Quote every line below exactly and skip any picture.

═══ RECORD LIST ═══

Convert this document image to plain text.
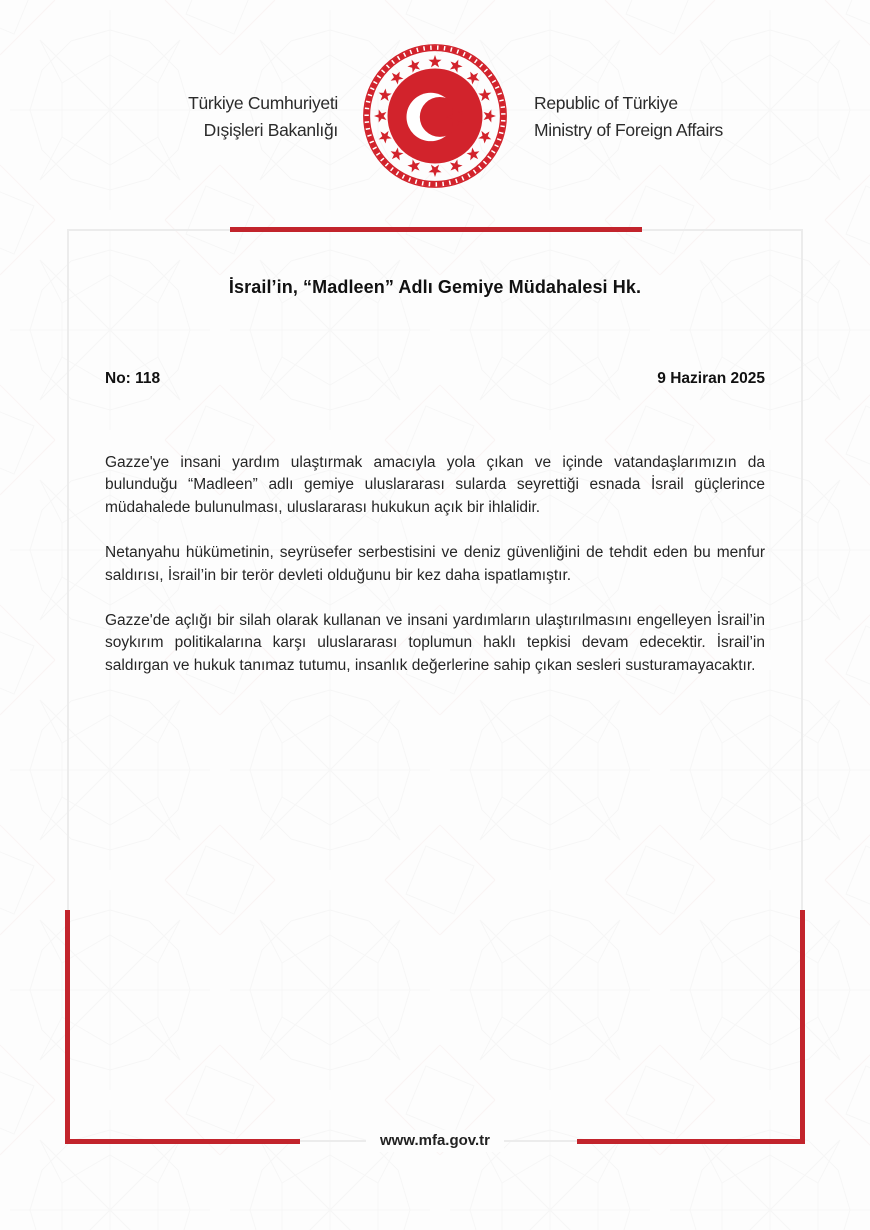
Türkiye Cumhuriyeti
Dışişleri Bakanlığı
Republic of Türkiye
Ministry of Foreign Affairs
www.mfa.gov.tr
İsrail’in, “Madleen” Adlı Gemiye Müdahalesi Hk.
No: 118	9 Haziran 2025

Gazze'ye insani yardım ulaştırmak amacıyla yola çıkan ve içinde vatandaşlarımızın da bulunduğu “Madleen” adlı gemiye uluslararası sularda seyrettiği esnada İsrail güçlerince müdahalede bulunulması, uluslararası hukukun açık bir ihlalidir.

Netanyahu hükümetinin, seyrüsefer serbestisini ve deniz güvenliğini de tehdit eden bu menfur saldırısı, İsrail’in bir terör devleti olduğunu bir kez daha ispatlamıştır.

Gazze'de açlığı bir silah olarak kullanan ve insani yardımların ulaştırılmasını engelleyen İsrail’in soykırım politikalarına karşı uluslararası toplumun haklı tepkisi devam edecektir. İsrail’in saldırgan ve hukuk tanımaz tutumu, insanlık değerlerine sahip çıkan sesleri susturamayacaktır.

═══

**RESULT OF THE EXERCISE**
Convert this document image to plain text.
Türkiye Cumhuriyeti
Dışişleri Bakanlığı
Republic of Türkiye
Ministry of Foreign Affairs
www.mfa.gov.tr
İsrail’in, “Madleen” Adlı Gemiye Müdahalesi Hk.
No: 118	9 Haziran 2025

Gazze'ye insani yardım ulaştırmak amacıyla yola çıkan ve içinde vatandaşlarımızın da bulunduğu “Madleen” adlı gemiye uluslararası sularda seyrettiği esnada İsrail güçlerince müdahalede bulunulması, uluslararası hukukun açık bir ihlalidir.

Netanyahu hükümetinin, seyrüsefer serbestisini ve deniz güvenliğini de tehdit eden bu menfur saldırısı, İsrail’in bir terör devleti olduğunu bir kez daha ispatlamıştır.

Gazze'de açlığı bir silah olarak kullanan ve insani yardımların ulaştırılmasını engelleyen İsrail’in soykırım politikalarına karşı uluslararası toplumun haklı tepkisi devam edecektir. İsrail’in saldırgan ve hukuk tanımaz tutumu, insanlık değerlerine sahip çıkan sesleri susturamayacaktır.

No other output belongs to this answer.